** Start of Material for this task **

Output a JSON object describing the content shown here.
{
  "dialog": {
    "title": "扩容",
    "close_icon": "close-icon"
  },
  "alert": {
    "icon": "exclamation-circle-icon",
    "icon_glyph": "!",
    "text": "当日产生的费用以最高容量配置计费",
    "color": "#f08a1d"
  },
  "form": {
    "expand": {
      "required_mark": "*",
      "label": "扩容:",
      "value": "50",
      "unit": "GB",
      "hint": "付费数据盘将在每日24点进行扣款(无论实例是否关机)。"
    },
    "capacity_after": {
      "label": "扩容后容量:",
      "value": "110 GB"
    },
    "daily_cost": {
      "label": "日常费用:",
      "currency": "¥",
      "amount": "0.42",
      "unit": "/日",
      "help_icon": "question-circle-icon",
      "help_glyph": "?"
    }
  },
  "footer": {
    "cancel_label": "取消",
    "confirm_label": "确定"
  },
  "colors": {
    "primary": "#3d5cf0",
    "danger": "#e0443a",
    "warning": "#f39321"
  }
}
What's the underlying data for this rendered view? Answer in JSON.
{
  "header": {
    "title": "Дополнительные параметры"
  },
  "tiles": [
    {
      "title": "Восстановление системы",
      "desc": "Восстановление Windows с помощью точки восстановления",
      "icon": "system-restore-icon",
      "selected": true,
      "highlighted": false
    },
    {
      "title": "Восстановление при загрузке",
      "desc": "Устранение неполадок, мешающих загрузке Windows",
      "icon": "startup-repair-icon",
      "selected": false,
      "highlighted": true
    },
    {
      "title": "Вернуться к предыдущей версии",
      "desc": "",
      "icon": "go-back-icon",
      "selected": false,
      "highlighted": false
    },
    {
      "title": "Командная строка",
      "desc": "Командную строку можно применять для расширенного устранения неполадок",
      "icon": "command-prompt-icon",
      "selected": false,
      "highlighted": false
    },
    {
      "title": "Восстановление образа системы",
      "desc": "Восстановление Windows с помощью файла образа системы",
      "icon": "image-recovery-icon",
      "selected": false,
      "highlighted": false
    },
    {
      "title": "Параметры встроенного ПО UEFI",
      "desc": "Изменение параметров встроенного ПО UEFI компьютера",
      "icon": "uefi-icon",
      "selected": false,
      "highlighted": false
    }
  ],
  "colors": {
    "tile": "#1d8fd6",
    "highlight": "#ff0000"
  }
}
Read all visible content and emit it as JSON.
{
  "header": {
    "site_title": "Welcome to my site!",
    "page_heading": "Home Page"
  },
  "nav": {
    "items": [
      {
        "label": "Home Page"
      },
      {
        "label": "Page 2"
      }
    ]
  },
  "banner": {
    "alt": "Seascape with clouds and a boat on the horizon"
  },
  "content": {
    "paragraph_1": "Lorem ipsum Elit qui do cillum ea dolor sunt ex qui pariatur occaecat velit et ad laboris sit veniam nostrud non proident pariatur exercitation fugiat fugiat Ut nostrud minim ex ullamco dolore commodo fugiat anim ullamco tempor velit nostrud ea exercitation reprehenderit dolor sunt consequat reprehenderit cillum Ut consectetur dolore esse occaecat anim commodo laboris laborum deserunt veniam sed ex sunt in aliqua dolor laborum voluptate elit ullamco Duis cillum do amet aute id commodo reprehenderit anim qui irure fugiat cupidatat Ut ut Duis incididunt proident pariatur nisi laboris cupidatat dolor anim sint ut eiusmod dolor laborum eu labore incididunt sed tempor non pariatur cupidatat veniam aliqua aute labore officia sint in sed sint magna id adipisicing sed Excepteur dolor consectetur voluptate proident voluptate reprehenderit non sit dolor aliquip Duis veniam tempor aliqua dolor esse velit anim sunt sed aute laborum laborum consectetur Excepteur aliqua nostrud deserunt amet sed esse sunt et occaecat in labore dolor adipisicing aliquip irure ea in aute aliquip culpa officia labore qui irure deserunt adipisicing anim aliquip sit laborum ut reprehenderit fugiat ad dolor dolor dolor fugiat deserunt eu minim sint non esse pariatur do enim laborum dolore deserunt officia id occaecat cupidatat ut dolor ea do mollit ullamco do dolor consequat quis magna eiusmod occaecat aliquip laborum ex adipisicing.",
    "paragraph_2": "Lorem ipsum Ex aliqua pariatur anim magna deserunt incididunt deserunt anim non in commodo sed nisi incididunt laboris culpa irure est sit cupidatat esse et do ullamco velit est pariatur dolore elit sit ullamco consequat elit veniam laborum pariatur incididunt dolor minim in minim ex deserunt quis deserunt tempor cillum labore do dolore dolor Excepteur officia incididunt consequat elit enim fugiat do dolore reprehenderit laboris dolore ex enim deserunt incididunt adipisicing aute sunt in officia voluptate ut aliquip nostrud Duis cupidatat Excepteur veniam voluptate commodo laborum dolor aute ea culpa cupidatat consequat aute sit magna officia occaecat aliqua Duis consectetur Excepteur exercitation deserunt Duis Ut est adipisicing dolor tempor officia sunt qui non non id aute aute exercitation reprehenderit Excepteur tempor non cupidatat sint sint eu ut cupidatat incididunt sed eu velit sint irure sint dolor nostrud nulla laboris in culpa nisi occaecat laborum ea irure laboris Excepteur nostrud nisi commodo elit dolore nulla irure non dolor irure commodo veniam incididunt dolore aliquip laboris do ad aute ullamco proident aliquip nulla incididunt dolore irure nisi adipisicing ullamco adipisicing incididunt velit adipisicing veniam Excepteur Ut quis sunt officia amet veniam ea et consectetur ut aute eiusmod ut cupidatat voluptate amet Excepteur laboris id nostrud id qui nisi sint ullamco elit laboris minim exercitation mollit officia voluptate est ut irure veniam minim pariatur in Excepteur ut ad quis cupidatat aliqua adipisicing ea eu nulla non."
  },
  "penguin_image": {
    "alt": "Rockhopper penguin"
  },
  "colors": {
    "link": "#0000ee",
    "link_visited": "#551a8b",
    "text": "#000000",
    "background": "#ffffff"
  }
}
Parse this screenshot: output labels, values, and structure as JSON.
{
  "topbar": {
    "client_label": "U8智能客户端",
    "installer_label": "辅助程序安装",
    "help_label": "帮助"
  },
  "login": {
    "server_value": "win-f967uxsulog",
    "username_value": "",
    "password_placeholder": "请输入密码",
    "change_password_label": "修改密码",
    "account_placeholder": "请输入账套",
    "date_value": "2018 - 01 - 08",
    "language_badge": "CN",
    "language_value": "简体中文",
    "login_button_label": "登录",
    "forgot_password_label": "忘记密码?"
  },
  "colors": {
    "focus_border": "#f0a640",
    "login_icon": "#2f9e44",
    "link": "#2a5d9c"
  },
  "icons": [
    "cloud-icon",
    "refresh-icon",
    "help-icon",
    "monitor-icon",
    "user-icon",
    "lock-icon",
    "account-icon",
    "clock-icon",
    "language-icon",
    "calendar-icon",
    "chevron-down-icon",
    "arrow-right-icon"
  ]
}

** End of Material for this task **

Above are some records. Print them all exactly.

Output a JSON object describing the content shown here.
{
  "dialog": {
    "title": "扩容",
    "close_icon": "close-icon"
  },
  "alert": {
    "icon": "exclamation-circle-icon",
    "icon_glyph": "!",
    "text": "当日产生的费用以最高容量配置计费",
    "color": "#f08a1d"
  },
  "form": {
    "expand": {
      "required_mark": "*",
      "label": "扩容:",
      "value": "50",
      "unit": "GB",
      "hint": "付费数据盘将在每日24点进行扣款(无论实例是否关机)。"
    },
    "capacity_after": {
      "label": "扩容后容量:",
      "value": "110 GB"
    },
    "daily_cost": {
      "label": "日常费用:",
      "currency": "¥",
      "amount": "0.42",
      "unit": "/日",
      "help_icon": "question-circle-icon",
      "help_glyph": "?"
    }
  },
  "footer": {
    "cancel_label": "取消",
    "confirm_label": "确定"
  },
  "colors": {
    "primary": "#3d5cf0",
    "danger": "#e0443a",
    "warning": "#f39321"
  }
}
What's the underlying data for this rendered view? Answer in JSON.
{
  "header": {
    "title": "Дополнительные параметры"
  },
  "tiles": [
    {
      "title": "Восстановление системы",
      "desc": "Восстановление Windows с помощью точки восстановления",
      "icon": "system-restore-icon",
      "selected": true,
      "highlighted": false
    },
    {
      "title": "Восстановление при загрузке",
      "desc": "Устранение неполадок, мешающих загрузке Windows",
      "icon": "startup-repair-icon",
      "selected": false,
      "highlighted": true
    },
    {
      "title": "Вернуться к предыдущей версии",
      "desc": "",
      "icon": "go-back-icon",
      "selected": false,
      "highlighted": false
    },
    {
      "title": "Командная строка",
      "desc": "Командную строку можно применять для расширенного устранения неполадок",
      "icon": "command-prompt-icon",
      "selected": false,
      "highlighted": false
    },
    {
      "title": "Восстановление образа системы",
      "desc": "Восстановление Windows с помощью файла образа системы",
      "icon": "image-recovery-icon",
      "selected": false,
      "highlighted": false
    },
    {
      "title": "Параметры встроенного ПО UEFI",
      "desc": "Изменение параметров встроенного ПО UEFI компьютера",
      "icon": "uefi-icon",
      "selected": false,
      "highlighted": false
    }
  ],
  "colors": {
    "tile": "#1d8fd6",
    "highlight": "#ff0000"
  }
}
Read all visible content and emit it as JSON.
{
  "header": {
    "site_title": "Welcome to my site!",
    "page_heading": "Home Page"
  },
  "nav": {
    "items": [
      {
        "label": "Home Page"
      },
      {
        "label": "Page 2"
      }
    ]
  },
  "banner": {
    "alt": "Seascape with clouds and a boat on the horizon"
  },
  "content": {
    "paragraph_1": "Lorem ipsum Elit qui do cillum ea dolor sunt ex qui pariatur occaecat velit et ad laboris sit veniam nostrud non proident pariatur exercitation fugiat fugiat Ut nostrud minim ex ullamco dolore commodo fugiat anim ullamco tempor velit nostrud ea exercitation reprehenderit dolor sunt consequat reprehenderit cillum Ut consectetur dolore esse occaecat anim commodo laboris laborum deserunt veniam sed ex sunt in aliqua dolor laborum voluptate elit ullamco Duis cillum do amet aute id commodo reprehenderit anim qui irure fugiat cupidatat Ut ut Duis incididunt proident pariatur nisi laboris cupidatat dolor anim sint ut eiusmod dolor laborum eu labore incididunt sed tempor non pariatur cupidatat veniam aliqua aute labore officia sint in sed sint magna id adipisicing sed Excepteur dolor consectetur voluptate proident voluptate reprehenderit non sit dolor aliquip Duis veniam tempor aliqua dolor esse velit anim sunt sed aute laborum laborum consectetur Excepteur aliqua nostrud deserunt amet sed esse sunt et occaecat in labore dolor adipisicing aliquip irure ea in aute aliquip culpa officia labore qui irure deserunt adipisicing anim aliquip sit laborum ut reprehenderit fugiat ad dolor dolor dolor fugiat deserunt eu minim sint non esse pariatur do enim laborum dolore deserunt officia id occaecat cupidatat ut dolor ea do mollit ullamco do dolor consequat quis magna eiusmod occaecat aliquip laborum ex adipisicing.",
    "paragraph_2": "Lorem ipsum Ex aliqua pariatur anim magna deserunt incididunt deserunt anim non in commodo sed nisi incididunt laboris culpa irure est sit cupidatat esse et do ullamco velit est pariatur dolore elit sit ullamco consequat elit veniam laborum pariatur incididunt dolor minim in minim ex deserunt quis deserunt tempor cillum labore do dolore dolor Excepteur officia incididunt consequat elit enim fugiat do dolore reprehenderit laboris dolore ex enim deserunt incididunt adipisicing aute sunt in officia voluptate ut aliquip nostrud Duis cupidatat Excepteur veniam voluptate commodo laborum dolor aute ea culpa cupidatat consequat aute sit magna officia occaecat aliqua Duis consectetur Excepteur exercitation deserunt Duis Ut est adipisicing dolor tempor officia sunt qui non non id aute aute exercitation reprehenderit Excepteur tempor non cupidatat sint sint eu ut cupidatat incididunt sed eu velit sint irure sint dolor nostrud nulla laboris in culpa nisi occaecat laborum ea irure laboris Excepteur nostrud nisi commodo elit dolore nulla irure non dolor irure commodo veniam incididunt dolore aliquip laboris do ad aute ullamco proident aliquip nulla incididunt dolore irure nisi adipisicing ullamco adipisicing incididunt velit adipisicing veniam Excepteur Ut quis sunt officia amet veniam ea et consectetur ut aute eiusmod ut cupidatat voluptate amet Excepteur laboris id nostrud id qui nisi sint ullamco elit laboris minim exercitation mollit officia voluptate est ut irure veniam minim pariatur in Excepteur ut ad quis cupidatat aliqua adipisicing ea eu nulla non."
  },
  "penguin_image": {
    "alt": "Rockhopper penguin"
  },
  "colors": {
    "link": "#0000ee",
    "link_visited": "#551a8b",
    "text": "#000000",
    "background": "#ffffff"
  }
}
Parse this screenshot: output labels, values, and structure as JSON.
{
  "topbar": {
    "client_label": "U8智能客户端",
    "installer_label": "辅助程序安装",
    "help_label": "帮助"
  },
  "login": {
    "server_value": "win-f967uxsulog",
    "username_value": "",
    "password_placeholder": "请输入密码",
    "change_password_label": "修改密码",
    "account_placeholder": "请输入账套",
    "date_value": "2018 - 01 - 08",
    "language_badge": "CN",
    "language_value": "简体中文",
    "login_button_label": "登录",
    "forgot_password_label": "忘记密码?"
  },
  "colors": {
    "focus_border": "#f0a640",
    "login_icon": "#2f9e44",
    "link": "#2a5d9c"
  },
  "icons": [
    "cloud-icon",
    "refresh-icon",
    "help-icon",
    "monitor-icon",
    "user-icon",
    "lock-icon",
    "account-icon",
    "clock-icon",
    "language-icon",
    "calendar-icon",
    "chevron-down-icon",
    "arrow-right-icon"
  ]
}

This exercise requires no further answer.